Data items
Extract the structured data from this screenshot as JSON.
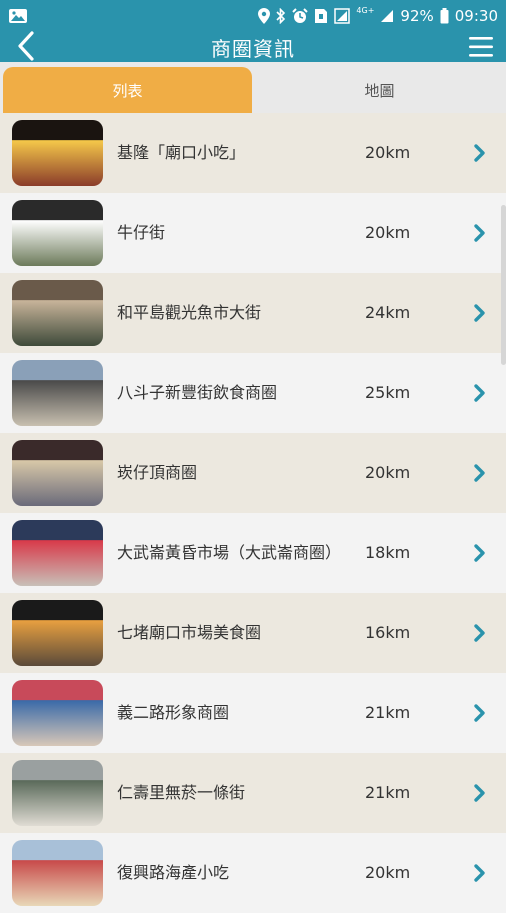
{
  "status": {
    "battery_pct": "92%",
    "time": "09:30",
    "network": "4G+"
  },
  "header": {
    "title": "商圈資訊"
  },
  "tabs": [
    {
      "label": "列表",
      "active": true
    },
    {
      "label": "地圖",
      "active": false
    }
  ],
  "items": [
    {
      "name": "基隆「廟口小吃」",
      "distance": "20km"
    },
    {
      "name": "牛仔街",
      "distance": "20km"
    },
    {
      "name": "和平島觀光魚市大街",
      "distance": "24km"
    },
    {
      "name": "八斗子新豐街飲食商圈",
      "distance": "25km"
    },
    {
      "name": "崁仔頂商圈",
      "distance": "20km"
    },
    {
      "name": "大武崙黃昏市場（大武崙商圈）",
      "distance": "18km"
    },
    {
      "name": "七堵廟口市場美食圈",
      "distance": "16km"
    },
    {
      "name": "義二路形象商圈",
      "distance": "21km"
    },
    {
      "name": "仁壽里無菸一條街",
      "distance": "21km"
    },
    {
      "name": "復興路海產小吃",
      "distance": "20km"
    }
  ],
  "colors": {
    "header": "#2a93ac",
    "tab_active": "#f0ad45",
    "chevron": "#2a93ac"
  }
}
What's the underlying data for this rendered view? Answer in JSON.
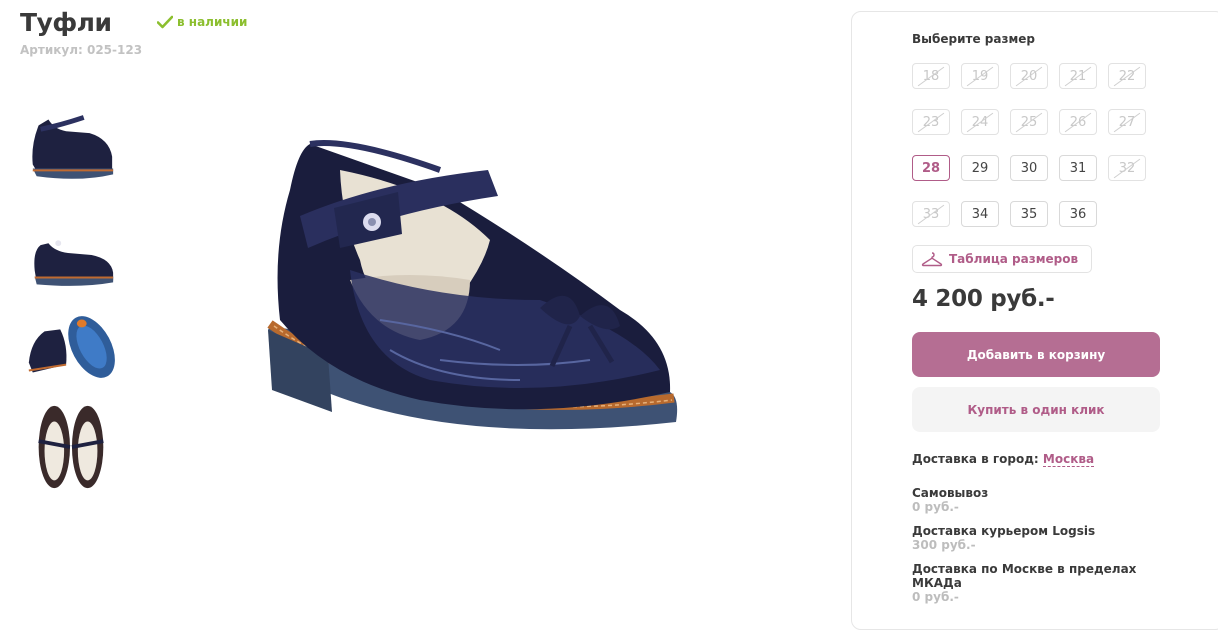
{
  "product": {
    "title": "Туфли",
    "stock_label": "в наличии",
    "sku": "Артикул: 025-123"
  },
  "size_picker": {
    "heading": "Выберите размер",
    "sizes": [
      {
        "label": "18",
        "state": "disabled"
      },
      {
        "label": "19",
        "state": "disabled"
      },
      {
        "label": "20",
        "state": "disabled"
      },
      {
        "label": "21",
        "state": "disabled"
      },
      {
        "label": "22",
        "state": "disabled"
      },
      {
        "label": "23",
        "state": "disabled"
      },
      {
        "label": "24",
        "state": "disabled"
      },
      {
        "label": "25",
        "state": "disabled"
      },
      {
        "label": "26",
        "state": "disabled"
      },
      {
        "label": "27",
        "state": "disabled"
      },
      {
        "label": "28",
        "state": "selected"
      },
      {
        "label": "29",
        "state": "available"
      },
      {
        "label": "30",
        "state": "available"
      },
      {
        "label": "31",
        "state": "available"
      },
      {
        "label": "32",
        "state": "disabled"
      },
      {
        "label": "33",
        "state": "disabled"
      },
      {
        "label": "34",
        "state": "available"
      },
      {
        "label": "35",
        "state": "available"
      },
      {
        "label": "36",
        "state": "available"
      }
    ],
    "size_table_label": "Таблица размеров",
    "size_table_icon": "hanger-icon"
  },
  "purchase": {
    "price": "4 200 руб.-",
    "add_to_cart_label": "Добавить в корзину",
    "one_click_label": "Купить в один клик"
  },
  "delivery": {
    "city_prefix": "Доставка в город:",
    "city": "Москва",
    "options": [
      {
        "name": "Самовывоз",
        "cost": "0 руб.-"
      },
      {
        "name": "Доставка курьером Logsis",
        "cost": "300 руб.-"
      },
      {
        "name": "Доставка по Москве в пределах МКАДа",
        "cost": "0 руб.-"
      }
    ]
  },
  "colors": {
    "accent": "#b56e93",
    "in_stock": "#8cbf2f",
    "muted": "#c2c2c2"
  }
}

STATED TASK: Restate the data above exactly, stripping out each image.

RESULT OF THIS TASK:
Extract the structured data from this screenshot as JSON.
{
  "status": {
    "battery_pct": "92%",
    "time": "09:30",
    "network": "4G+"
  },
  "header": {
    "title": "商圈資訊"
  },
  "tabs": [
    {
      "label": "列表",
      "active": true
    },
    {
      "label": "地圖",
      "active": false
    }
  ],
  "items": [
    {
      "name": "基隆「廟口小吃」",
      "distance": "20km"
    },
    {
      "name": "牛仔街",
      "distance": "20km"
    },
    {
      "name": "和平島觀光魚市大街",
      "distance": "24km"
    },
    {
      "name": "八斗子新豐街飲食商圈",
      "distance": "25km"
    },
    {
      "name": "崁仔頂商圈",
      "distance": "20km"
    },
    {
      "name": "大武崙黃昏市場（大武崙商圈）",
      "distance": "18km"
    },
    {
      "name": "七堵廟口市場美食圈",
      "distance": "16km"
    },
    {
      "name": "義二路形象商圈",
      "distance": "21km"
    },
    {
      "name": "仁壽里無菸一條街",
      "distance": "21km"
    },
    {
      "name": "復興路海產小吃",
      "distance": "20km"
    }
  ],
  "colors": {
    "header": "#2a93ac",
    "tab_active": "#f0ad45",
    "chevron": "#2a93ac"
  }
}
What's the underlying data for this rendered view? Answer in JSON.
{
  "product": {
    "title": "Туфли",
    "stock_label": "в наличии",
    "sku": "Артикул: 025-123"
  },
  "size_picker": {
    "heading": "Выберите размер",
    "sizes": [
      {
        "label": "18",
        "state": "disabled"
      },
      {
        "label": "19",
        "state": "disabled"
      },
      {
        "label": "20",
        "state": "disabled"
      },
      {
        "label": "21",
        "state": "disabled"
      },
      {
        "label": "22",
        "state": "disabled"
      },
      {
        "label": "23",
        "state": "disabled"
      },
      {
        "label": "24",
        "state": "disabled"
      },
      {
        "label": "25",
        "state": "disabled"
      },
      {
        "label": "26",
        "state": "disabled"
      },
      {
        "label": "27",
        "state": "disabled"
      },
      {
        "label": "28",
        "state": "selected"
      },
      {
        "label": "29",
        "state": "available"
      },
      {
        "label": "30",
        "state": "available"
      },
      {
        "label": "31",
        "state": "available"
      },
      {
        "label": "32",
        "state": "disabled"
      },
      {
        "label": "33",
        "state": "disabled"
      },
      {
        "label": "34",
        "state": "available"
      },
      {
        "label": "35",
        "state": "available"
      },
      {
        "label": "36",
        "state": "available"
      }
    ],
    "size_table_label": "Таблица размеров",
    "size_table_icon": "hanger-icon"
  },
  "purchase": {
    "price": "4 200 руб.-",
    "add_to_cart_label": "Добавить в корзину",
    "one_click_label": "Купить в один клик"
  },
  "delivery": {
    "city_prefix": "Доставка в город:",
    "city": "Москва",
    "options": [
      {
        "name": "Самовывоз",
        "cost": "0 руб.-"
      },
      {
        "name": "Доставка курьером Logsis",
        "cost": "300 руб.-"
      },
      {
        "name": "Доставка по Москве в пределах МКАДа",
        "cost": "0 руб.-"
      }
    ]
  },
  "colors": {
    "accent": "#b56e93",
    "in_stock": "#8cbf2f",
    "muted": "#c2c2c2"
  }
}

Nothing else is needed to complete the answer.